— START OF INPUT DATA —

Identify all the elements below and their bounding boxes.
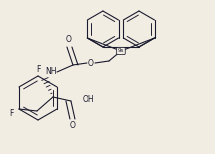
Text: O: O (88, 59, 94, 67)
Text: O: O (66, 36, 72, 45)
Text: NH: NH (45, 67, 57, 75)
Text: 9s: 9s (118, 49, 124, 53)
Text: F: F (9, 109, 13, 118)
Text: O: O (70, 122, 76, 130)
Text: F: F (36, 65, 40, 73)
Text: OH: OH (83, 95, 95, 103)
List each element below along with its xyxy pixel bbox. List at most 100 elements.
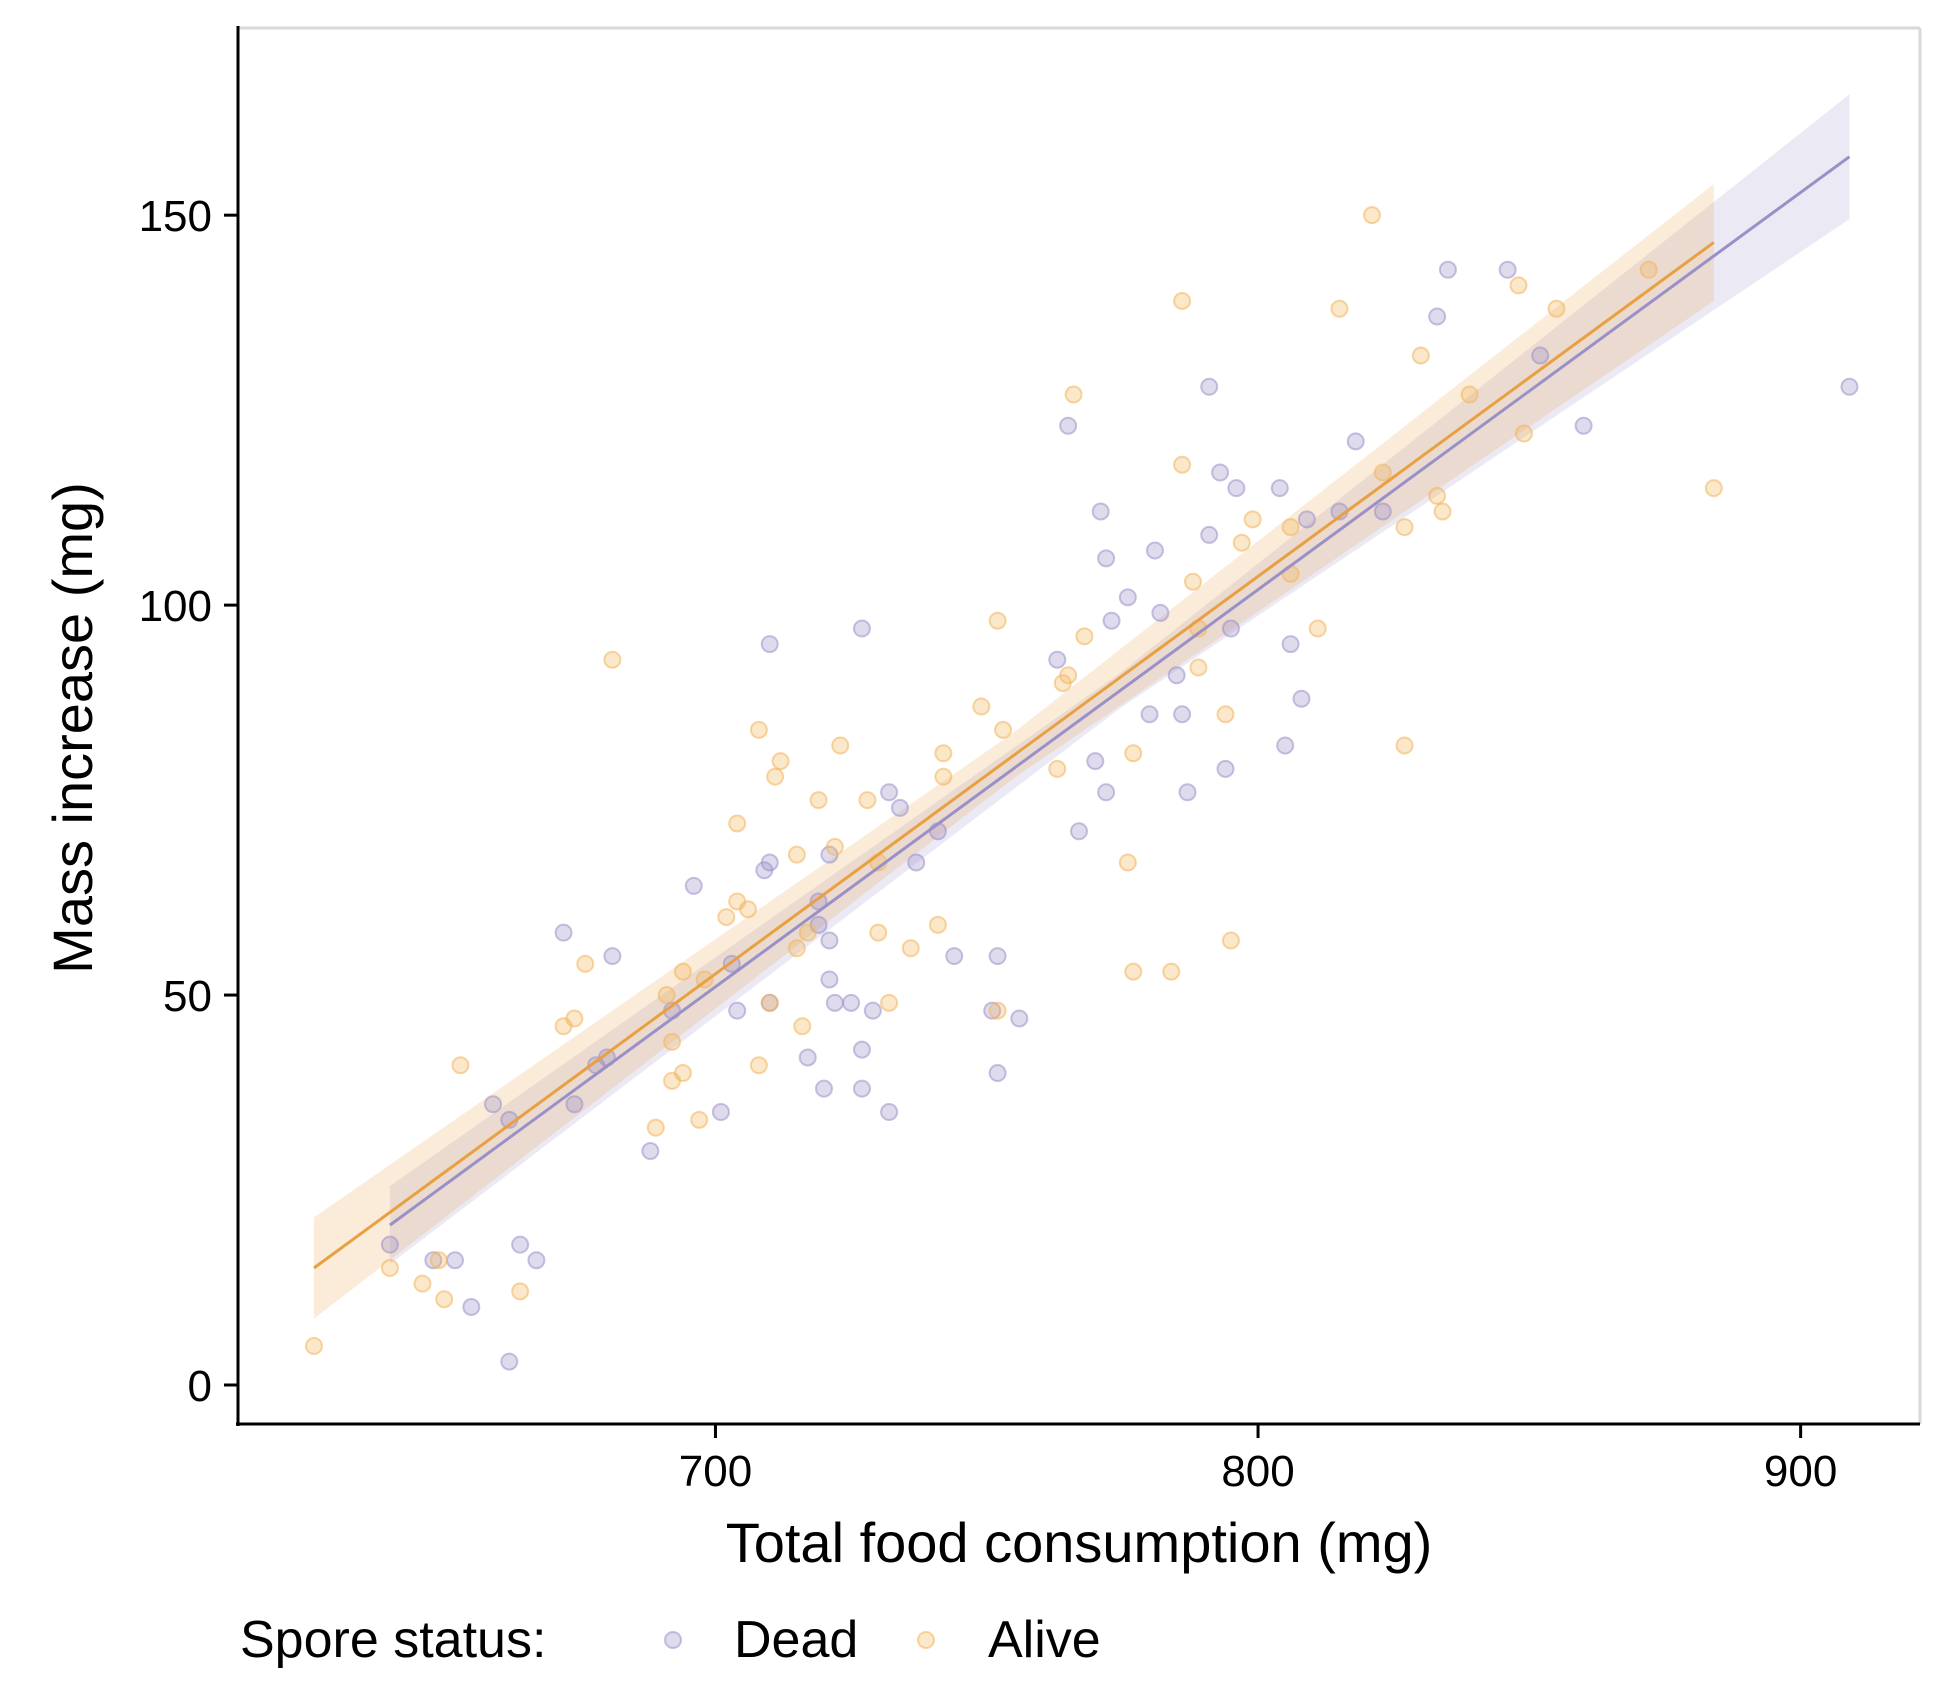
point-alive [728, 814, 747, 833]
point-alive [1362, 206, 1381, 225]
point-dead [1086, 752, 1105, 771]
point-alive [576, 954, 595, 973]
x-axis-ticks: 700 800 900 [679, 1424, 1837, 1496]
point-alive [1118, 853, 1137, 872]
point-alive [413, 1274, 432, 1293]
point-alive [673, 1064, 692, 1083]
point-dead [907, 853, 926, 872]
point-dead [1173, 705, 1192, 724]
x-tick-label: 900 [1764, 1447, 1837, 1496]
point-dead [1281, 635, 1300, 654]
point-alive [1232, 533, 1251, 552]
point-alive [972, 697, 991, 716]
point-dead [820, 931, 839, 950]
point-alive [798, 923, 817, 942]
point-alive [1281, 518, 1300, 537]
point-alive [760, 993, 779, 1012]
point-dead [1276, 736, 1295, 755]
point-dead [1221, 619, 1240, 638]
point-alive [690, 1110, 709, 1129]
point-alive [1639, 260, 1658, 279]
point-alive [1173, 455, 1192, 474]
fit-lines [313, 155, 1851, 1270]
point-alive [771, 752, 790, 771]
point-dead [1059, 416, 1078, 435]
point-alive [380, 1259, 399, 1278]
confidence-band-alive [313, 183, 1714, 1319]
point-dead [603, 947, 622, 966]
point-alive [429, 1251, 448, 1270]
point-alive [988, 1001, 1007, 1020]
legend-dead-swatch [664, 1631, 682, 1649]
point-dead [814, 1079, 833, 1098]
point-alive [1704, 479, 1723, 498]
point-alive [435, 1290, 454, 1309]
point-alive [1460, 385, 1479, 404]
point-dead [462, 1298, 481, 1317]
x-tick-label: 700 [679, 1447, 752, 1496]
point-dead [852, 1079, 871, 1098]
point-dead [1531, 346, 1550, 365]
point-dead [760, 635, 779, 654]
point-alive [749, 720, 768, 739]
point-dead [1151, 603, 1170, 622]
point-alive [1124, 962, 1143, 981]
point-alive [1075, 627, 1094, 646]
point-dead [728, 1001, 747, 1020]
point-dead [641, 1142, 660, 1161]
point-dead [760, 853, 779, 872]
point-alive [1064, 385, 1083, 404]
point-dead [945, 947, 964, 966]
point-dead [1346, 432, 1365, 451]
point-alive [1330, 299, 1349, 318]
point-alive [646, 1118, 665, 1137]
point-alive [880, 993, 899, 1012]
point-dead [820, 970, 839, 989]
legend: Spore status: Dead Alive [240, 1611, 1101, 1669]
legend-title: Spore status: [240, 1611, 546, 1669]
point-dead [1227, 479, 1246, 498]
point-alive [934, 767, 953, 786]
point-alive [1048, 759, 1067, 778]
point-dead [1167, 666, 1186, 685]
point-alive [1189, 658, 1208, 677]
point-alive [1547, 299, 1566, 318]
point-dead [1070, 822, 1088, 841]
point-dead [1200, 525, 1219, 544]
point-dead [1292, 689, 1311, 708]
point-dead [1574, 416, 1593, 435]
point-dead [988, 947, 1007, 966]
point-alive [1514, 424, 1533, 443]
legend-dead-label: Dead [734, 1611, 858, 1669]
point-dead [890, 798, 909, 817]
point-alive [793, 1017, 812, 1036]
point-alive [1162, 962, 1181, 981]
point-alive [787, 845, 806, 864]
point-dead [565, 1095, 584, 1114]
point-dead [1091, 502, 1110, 521]
point-alive [657, 986, 676, 1005]
point-alive [1509, 276, 1528, 295]
point-alive [766, 767, 785, 786]
point-dead [983, 1001, 1002, 1020]
point-alive [1395, 736, 1414, 755]
point-alive [1373, 463, 1392, 482]
y-tick-label: 0 [188, 1362, 212, 1411]
point-alive [1243, 510, 1262, 529]
point-dead [852, 1040, 871, 1059]
point-dead [1140, 705, 1159, 724]
point-alive [1173, 291, 1192, 310]
point-dead [863, 1001, 882, 1020]
point-dead [1097, 783, 1116, 802]
point-dead [825, 993, 844, 1012]
point-dead [880, 783, 899, 802]
point-alive [1059, 666, 1078, 685]
point-dead [842, 993, 861, 1012]
point-dead [988, 1064, 1007, 1083]
fit-line-dead [389, 155, 1851, 1227]
point-alive [901, 939, 920, 958]
point-dead [500, 1352, 519, 1371]
point-dead [798, 1048, 817, 1067]
point-dead [484, 1095, 503, 1114]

— END OF INPUT DATA —

* TASK TO CARRY OUT *
Edit the material above by replacing every "point-dead" with "marker-dead" and leaving all other text unchanged. Omit the pictures from your answer.

* COMPLETE RESPONSE *
Identify all the elements below and their bounding boxes.
Text: O: O (88, 59, 94, 67)
Text: O: O (66, 36, 72, 45)
Text: NH: NH (45, 67, 57, 75)
Text: 9s: 9s (118, 49, 124, 53)
Text: F: F (9, 109, 13, 118)
Text: O: O (70, 122, 76, 130)
Text: F: F (36, 65, 40, 73)
Text: OH: OH (83, 95, 95, 103)
List each element below along with its xyxy pixel bbox. List at most 100 elements.
point-alive [728, 814, 747, 833]
point-alive [1362, 206, 1381, 225]
marker-dead [1086, 752, 1105, 771]
point-alive [576, 954, 595, 973]
x-axis-ticks: 700 800 900 [679, 1424, 1837, 1496]
point-alive [1118, 853, 1137, 872]
point-alive [413, 1274, 432, 1293]
point-alive [673, 1064, 692, 1083]
marker-dead [907, 853, 926, 872]
marker-dead [1173, 705, 1192, 724]
x-tick-label: 900 [1764, 1447, 1837, 1496]
marker-dead [1281, 635, 1300, 654]
point-alive [1232, 533, 1251, 552]
point-alive [972, 697, 991, 716]
marker-dead [820, 931, 839, 950]
point-alive [798, 923, 817, 942]
point-alive [1281, 518, 1300, 537]
point-alive [760, 993, 779, 1012]
marker-dead [1276, 736, 1295, 755]
marker-dead [1221, 619, 1240, 638]
point-alive [690, 1110, 709, 1129]
point-alive [1639, 260, 1658, 279]
point-alive [1173, 455, 1192, 474]
fit-lines [313, 155, 1851, 1270]
point-alive [771, 752, 790, 771]
marker-dead [1059, 416, 1078, 435]
point-alive [380, 1259, 399, 1278]
confidence-band-alive [313, 183, 1714, 1319]
marker-dead [603, 947, 622, 966]
point-alive [429, 1251, 448, 1270]
point-alive [988, 1001, 1007, 1020]
legend-dead-swatch [664, 1631, 682, 1649]
marker-dead [814, 1079, 833, 1098]
point-alive [1704, 479, 1723, 498]
point-alive [435, 1290, 454, 1309]
point-alive [1460, 385, 1479, 404]
marker-dead [462, 1298, 481, 1317]
x-tick-label: 700 [679, 1447, 752, 1496]
marker-dead [852, 1079, 871, 1098]
marker-dead [1531, 346, 1550, 365]
marker-dead [760, 635, 779, 654]
point-alive [749, 720, 768, 739]
marker-dead [1151, 603, 1170, 622]
point-alive [1124, 962, 1143, 981]
point-alive [1075, 627, 1094, 646]
marker-dead [728, 1001, 747, 1020]
marker-dead [641, 1142, 660, 1161]
marker-dead [760, 853, 779, 872]
point-alive [1064, 385, 1083, 404]
marker-dead [945, 947, 964, 966]
marker-dead [1346, 432, 1365, 451]
point-alive [1330, 299, 1349, 318]
point-alive [646, 1118, 665, 1137]
point-alive [880, 993, 899, 1012]
marker-dead [820, 970, 839, 989]
legend: Spore status: Dead Alive [240, 1611, 1101, 1669]
legend-title: Spore status: [240, 1611, 546, 1669]
marker-dead [1227, 479, 1246, 498]
point-alive [934, 767, 953, 786]
point-alive [1048, 759, 1067, 778]
marker-dead [1167, 666, 1186, 685]
point-alive [1189, 658, 1208, 677]
point-alive [1547, 299, 1566, 318]
marker-dead [1070, 822, 1088, 841]
marker-dead [1200, 525, 1219, 544]
marker-dead [1292, 689, 1311, 708]
marker-dead [1574, 416, 1593, 435]
marker-dead [988, 947, 1007, 966]
point-alive [1514, 424, 1533, 443]
legend-dead-label: Dead [734, 1611, 858, 1669]
marker-dead [890, 798, 909, 817]
point-alive [793, 1017, 812, 1036]
point-alive [1162, 962, 1181, 981]
point-alive [787, 845, 806, 864]
marker-dead [565, 1095, 584, 1114]
marker-dead [1091, 502, 1110, 521]
point-alive [657, 986, 676, 1005]
point-alive [1509, 276, 1528, 295]
point-alive [766, 767, 785, 786]
marker-dead [983, 1001, 1002, 1020]
point-alive [1395, 736, 1414, 755]
point-alive [1373, 463, 1392, 482]
y-tick-label: 0 [188, 1362, 212, 1411]
point-alive [1243, 510, 1262, 529]
marker-dead [852, 1040, 871, 1059]
marker-dead [1140, 705, 1159, 724]
point-alive [1173, 291, 1192, 310]
marker-dead [863, 1001, 882, 1020]
marker-dead [1097, 783, 1116, 802]
marker-dead [825, 993, 844, 1012]
marker-dead [880, 783, 899, 802]
point-alive [1059, 666, 1078, 685]
marker-dead [842, 993, 861, 1012]
marker-dead [988, 1064, 1007, 1083]
fit-line-dead [389, 155, 1851, 1227]
point-alive [901, 939, 920, 958]
marker-dead [500, 1352, 519, 1371]
marker-dead [798, 1048, 817, 1067]
marker-dead [484, 1095, 503, 1114]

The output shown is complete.